··· SOURCE RECORDS

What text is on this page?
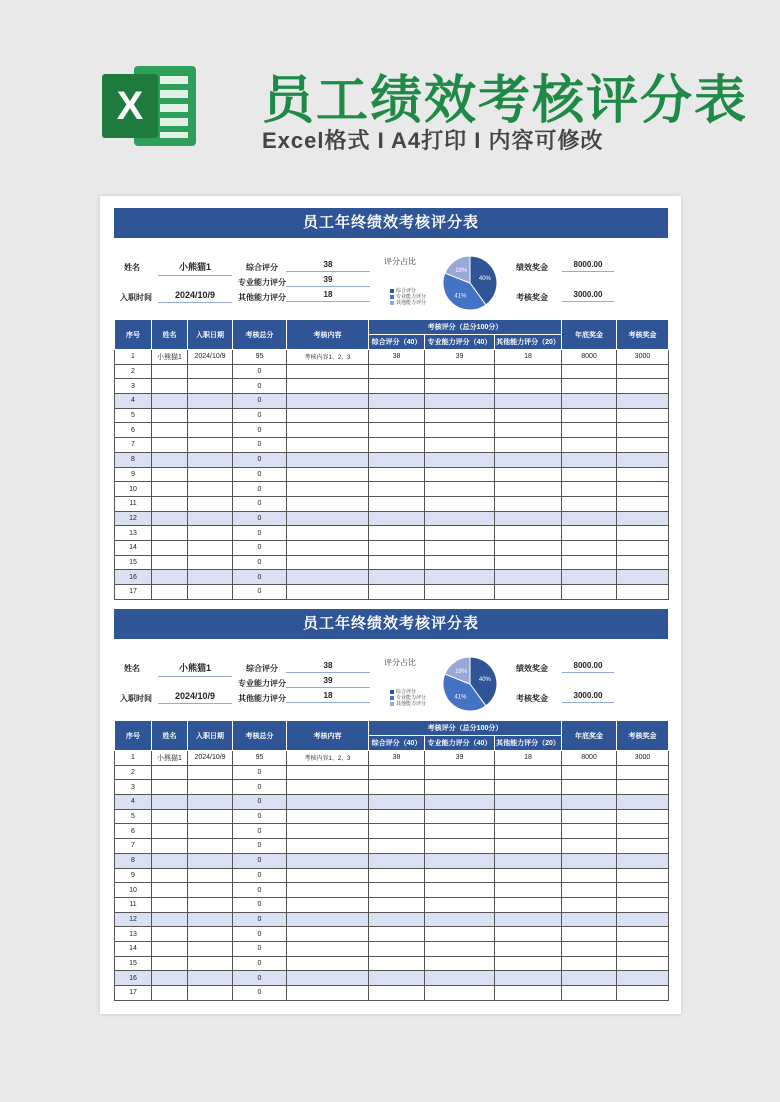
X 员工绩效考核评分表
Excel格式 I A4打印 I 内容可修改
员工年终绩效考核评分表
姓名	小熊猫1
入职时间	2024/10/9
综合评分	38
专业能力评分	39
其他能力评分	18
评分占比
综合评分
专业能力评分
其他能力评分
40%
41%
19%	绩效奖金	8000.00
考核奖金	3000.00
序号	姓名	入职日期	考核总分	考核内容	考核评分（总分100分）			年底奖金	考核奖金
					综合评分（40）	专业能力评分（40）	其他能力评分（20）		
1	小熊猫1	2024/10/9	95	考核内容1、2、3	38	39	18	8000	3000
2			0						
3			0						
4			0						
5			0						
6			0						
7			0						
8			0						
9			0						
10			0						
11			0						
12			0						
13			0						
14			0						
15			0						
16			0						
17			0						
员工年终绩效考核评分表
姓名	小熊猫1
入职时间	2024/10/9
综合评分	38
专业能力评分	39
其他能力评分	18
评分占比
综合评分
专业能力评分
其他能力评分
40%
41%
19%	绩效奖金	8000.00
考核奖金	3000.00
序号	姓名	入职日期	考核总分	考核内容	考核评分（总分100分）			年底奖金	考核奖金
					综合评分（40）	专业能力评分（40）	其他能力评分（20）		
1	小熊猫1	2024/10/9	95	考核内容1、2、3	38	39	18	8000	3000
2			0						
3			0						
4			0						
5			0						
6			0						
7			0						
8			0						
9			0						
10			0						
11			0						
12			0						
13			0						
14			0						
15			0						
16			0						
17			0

······
··· SOURCE RECORDS

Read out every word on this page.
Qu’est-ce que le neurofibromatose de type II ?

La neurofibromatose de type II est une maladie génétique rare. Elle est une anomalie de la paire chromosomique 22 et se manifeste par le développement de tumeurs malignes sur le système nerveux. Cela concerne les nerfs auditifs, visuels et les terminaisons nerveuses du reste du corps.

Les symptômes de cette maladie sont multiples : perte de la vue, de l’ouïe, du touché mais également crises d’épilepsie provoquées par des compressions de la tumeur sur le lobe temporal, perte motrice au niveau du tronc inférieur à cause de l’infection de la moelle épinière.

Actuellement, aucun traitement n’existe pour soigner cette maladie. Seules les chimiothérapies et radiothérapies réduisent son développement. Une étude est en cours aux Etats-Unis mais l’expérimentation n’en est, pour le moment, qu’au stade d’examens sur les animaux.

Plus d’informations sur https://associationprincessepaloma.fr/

······
··· SOURCE RECORDS

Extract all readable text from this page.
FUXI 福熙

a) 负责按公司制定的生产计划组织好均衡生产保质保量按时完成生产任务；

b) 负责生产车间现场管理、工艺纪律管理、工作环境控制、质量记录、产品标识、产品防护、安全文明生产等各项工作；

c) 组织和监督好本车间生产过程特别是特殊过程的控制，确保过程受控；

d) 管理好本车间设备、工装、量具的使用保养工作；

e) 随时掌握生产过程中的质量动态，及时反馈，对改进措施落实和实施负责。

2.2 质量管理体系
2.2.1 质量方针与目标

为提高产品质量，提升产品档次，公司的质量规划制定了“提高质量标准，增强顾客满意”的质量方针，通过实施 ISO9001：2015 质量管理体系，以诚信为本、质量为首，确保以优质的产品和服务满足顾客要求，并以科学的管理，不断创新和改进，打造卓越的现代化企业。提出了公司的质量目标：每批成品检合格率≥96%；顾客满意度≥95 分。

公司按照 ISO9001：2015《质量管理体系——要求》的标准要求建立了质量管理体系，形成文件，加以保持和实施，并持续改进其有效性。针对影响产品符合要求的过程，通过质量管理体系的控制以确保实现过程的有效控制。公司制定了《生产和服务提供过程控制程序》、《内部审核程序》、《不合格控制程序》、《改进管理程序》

······

__EXERCISE AIM__:
Go through the records and show every line with the string "développement" in it.

__SOLUTION__:
La neurofibromatose de type II est une maladie génétique rare. Elle est une anomalie de la paire chromosomique 22 et se manifeste par le développement de tumeurs malignes sur le système nerveux. Cela concerne les nerfs auditifs, visuels et les terminaisons nerveuses du reste du corps.
Actuellement, aucun traitement n’existe pour soigner cette maladie. Seules les chimiothérapies et radiothérapies réduisent son développement. Une étude est en cours aux Etats-Unis mais l’expérimentation n’en est, pour le moment, qu’au stade d’examens sur les animaux.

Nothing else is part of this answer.